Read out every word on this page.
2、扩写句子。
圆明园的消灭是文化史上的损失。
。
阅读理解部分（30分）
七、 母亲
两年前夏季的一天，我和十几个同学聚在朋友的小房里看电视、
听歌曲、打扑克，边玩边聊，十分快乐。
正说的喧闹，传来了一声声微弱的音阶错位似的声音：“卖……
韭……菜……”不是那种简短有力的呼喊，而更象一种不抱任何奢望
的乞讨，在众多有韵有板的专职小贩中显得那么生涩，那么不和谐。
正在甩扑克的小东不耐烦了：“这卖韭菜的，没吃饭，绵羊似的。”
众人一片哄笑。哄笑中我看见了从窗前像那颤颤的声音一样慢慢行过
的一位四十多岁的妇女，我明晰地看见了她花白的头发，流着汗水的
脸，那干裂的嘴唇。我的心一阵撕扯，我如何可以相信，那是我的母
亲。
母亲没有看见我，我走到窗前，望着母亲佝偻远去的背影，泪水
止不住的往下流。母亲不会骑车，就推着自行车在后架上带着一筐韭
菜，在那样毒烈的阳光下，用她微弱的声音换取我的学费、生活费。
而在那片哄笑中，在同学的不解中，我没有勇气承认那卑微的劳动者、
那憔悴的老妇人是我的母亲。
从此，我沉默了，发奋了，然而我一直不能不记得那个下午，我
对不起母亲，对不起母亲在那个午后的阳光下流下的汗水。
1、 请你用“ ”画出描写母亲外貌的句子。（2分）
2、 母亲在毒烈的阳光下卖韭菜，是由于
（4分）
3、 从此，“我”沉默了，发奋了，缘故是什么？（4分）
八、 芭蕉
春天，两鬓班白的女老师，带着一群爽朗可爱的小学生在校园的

• • • • • • •

Exactly as they are written, print the entries again.

**Answer in full:**
Read out every word on this page.
2、扩写句子。
圆明园的消灭是文化史上的损失。
。
阅读理解部分（30分）
七、 母亲
两年前夏季的一天，我和十几个同学聚在朋友的小房里看电视、
听歌曲、打扑克，边玩边聊，十分快乐。
正说的喧闹，传来了一声声微弱的音阶错位似的声音：“卖……
韭……菜……”不是那种简短有力的呼喊，而更象一种不抱任何奢望
的乞讨，在众多有韵有板的专职小贩中显得那么生涩，那么不和谐。
正在甩扑克的小东不耐烦了：“这卖韭菜的，没吃饭，绵羊似的。”
众人一片哄笑。哄笑中我看见了从窗前像那颤颤的声音一样慢慢行过
的一位四十多岁的妇女，我明晰地看见了她花白的头发，流着汗水的
脸，那干裂的嘴唇。我的心一阵撕扯，我如何可以相信，那是我的母
亲。
母亲没有看见我，我走到窗前，望着母亲佝偻远去的背影，泪水
止不住的往下流。母亲不会骑车，就推着自行车在后架上带着一筐韭
菜，在那样毒烈的阳光下，用她微弱的声音换取我的学费、生活费。
而在那片哄笑中，在同学的不解中，我没有勇气承认那卑微的劳动者、
那憔悴的老妇人是我的母亲。
从此，我沉默了，发奋了，然而我一直不能不记得那个下午，我
对不起母亲，对不起母亲在那个午后的阳光下流下的汗水。
1、 请你用“ ”画出描写母亲外貌的句子。（2分）
2、 母亲在毒烈的阳光下卖韭菜，是由于
（4分）
3、 从此，“我”沉默了，发奋了，缘故是什么？（4分）
八、 芭蕉
春天，两鬓班白的女老师，带着一群爽朗可爱的小学生在校园的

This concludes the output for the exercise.